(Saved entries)

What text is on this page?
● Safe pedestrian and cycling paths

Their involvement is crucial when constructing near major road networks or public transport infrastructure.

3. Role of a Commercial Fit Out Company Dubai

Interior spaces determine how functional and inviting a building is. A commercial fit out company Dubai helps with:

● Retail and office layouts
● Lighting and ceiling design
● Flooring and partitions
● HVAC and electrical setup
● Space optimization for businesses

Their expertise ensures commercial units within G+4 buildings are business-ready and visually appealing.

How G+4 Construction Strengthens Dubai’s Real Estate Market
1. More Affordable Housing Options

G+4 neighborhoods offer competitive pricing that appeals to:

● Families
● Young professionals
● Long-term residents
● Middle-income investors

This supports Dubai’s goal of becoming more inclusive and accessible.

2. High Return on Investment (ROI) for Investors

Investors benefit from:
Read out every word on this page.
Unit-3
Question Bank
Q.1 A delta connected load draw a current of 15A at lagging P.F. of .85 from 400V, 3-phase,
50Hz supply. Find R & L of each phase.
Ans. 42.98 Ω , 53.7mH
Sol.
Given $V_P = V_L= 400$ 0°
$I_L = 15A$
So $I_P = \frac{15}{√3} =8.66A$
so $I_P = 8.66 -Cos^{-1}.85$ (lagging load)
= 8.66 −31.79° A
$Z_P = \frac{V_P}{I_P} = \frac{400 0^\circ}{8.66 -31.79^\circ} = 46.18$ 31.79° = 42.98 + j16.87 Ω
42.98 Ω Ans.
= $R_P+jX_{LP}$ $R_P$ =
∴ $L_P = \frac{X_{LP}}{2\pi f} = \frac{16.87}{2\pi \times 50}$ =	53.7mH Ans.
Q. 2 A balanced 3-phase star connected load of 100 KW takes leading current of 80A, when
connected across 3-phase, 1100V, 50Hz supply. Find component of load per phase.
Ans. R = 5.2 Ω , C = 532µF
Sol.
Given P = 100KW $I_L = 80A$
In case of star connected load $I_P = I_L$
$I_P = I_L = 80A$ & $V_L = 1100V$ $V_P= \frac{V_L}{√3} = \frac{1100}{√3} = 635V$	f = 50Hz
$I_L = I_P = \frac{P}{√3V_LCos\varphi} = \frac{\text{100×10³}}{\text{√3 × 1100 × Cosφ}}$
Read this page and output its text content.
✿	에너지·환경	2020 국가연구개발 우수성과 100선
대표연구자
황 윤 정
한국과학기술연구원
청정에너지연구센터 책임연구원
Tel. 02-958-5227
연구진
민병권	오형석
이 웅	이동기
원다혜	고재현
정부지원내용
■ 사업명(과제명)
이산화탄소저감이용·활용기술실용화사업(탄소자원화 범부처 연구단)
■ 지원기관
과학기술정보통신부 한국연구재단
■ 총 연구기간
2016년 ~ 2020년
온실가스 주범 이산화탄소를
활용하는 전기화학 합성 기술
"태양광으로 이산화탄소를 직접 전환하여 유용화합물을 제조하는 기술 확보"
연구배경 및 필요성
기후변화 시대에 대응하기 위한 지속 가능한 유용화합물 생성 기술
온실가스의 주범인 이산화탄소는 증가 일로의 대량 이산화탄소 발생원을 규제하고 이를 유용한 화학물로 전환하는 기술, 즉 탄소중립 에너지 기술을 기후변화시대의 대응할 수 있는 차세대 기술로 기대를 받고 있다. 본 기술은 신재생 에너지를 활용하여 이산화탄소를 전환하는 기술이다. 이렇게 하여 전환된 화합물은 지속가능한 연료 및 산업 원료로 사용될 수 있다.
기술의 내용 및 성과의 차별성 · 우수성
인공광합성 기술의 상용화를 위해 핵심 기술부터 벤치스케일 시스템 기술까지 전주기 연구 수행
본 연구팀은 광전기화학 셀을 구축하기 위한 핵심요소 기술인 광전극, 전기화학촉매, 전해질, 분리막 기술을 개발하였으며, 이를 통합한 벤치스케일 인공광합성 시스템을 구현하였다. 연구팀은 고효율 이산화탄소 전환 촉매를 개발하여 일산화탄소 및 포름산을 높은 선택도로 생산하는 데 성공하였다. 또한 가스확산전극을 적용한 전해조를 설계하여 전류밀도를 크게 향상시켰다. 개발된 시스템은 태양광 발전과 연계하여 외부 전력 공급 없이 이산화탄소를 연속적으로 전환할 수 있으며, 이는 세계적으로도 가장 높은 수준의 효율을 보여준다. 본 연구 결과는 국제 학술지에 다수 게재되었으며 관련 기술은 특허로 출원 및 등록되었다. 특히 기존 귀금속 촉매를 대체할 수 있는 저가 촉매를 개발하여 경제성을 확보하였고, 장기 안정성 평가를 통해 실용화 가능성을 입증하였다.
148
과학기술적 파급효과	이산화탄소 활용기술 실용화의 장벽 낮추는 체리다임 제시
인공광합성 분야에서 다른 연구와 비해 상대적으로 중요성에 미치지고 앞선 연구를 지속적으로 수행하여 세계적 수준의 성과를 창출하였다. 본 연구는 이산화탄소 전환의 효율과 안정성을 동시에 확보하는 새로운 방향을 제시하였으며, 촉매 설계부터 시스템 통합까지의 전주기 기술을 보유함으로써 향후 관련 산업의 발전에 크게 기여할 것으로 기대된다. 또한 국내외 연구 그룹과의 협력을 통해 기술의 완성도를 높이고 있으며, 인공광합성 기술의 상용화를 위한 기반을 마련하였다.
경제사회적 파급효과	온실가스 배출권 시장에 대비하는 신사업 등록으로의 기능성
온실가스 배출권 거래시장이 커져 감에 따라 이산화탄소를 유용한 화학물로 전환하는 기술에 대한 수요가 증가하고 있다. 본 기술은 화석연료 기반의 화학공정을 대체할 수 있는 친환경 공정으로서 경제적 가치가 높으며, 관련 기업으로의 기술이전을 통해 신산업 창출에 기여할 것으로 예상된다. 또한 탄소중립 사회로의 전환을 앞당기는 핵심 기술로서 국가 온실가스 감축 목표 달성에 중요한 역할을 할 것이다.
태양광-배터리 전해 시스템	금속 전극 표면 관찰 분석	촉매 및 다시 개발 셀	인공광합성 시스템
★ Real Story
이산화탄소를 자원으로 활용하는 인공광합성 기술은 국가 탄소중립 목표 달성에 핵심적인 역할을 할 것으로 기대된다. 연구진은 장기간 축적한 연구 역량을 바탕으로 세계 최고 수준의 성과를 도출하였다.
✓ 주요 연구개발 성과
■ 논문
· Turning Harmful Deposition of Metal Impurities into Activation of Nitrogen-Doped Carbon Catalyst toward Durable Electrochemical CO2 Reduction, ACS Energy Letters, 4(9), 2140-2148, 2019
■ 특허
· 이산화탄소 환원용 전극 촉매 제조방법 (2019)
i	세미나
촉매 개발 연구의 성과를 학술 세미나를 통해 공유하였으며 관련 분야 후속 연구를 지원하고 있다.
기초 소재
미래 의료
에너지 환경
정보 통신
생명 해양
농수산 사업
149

(Task to carry out)
Provide only the count of lines in the material above that hold the word "Their".

(Answer in full)
2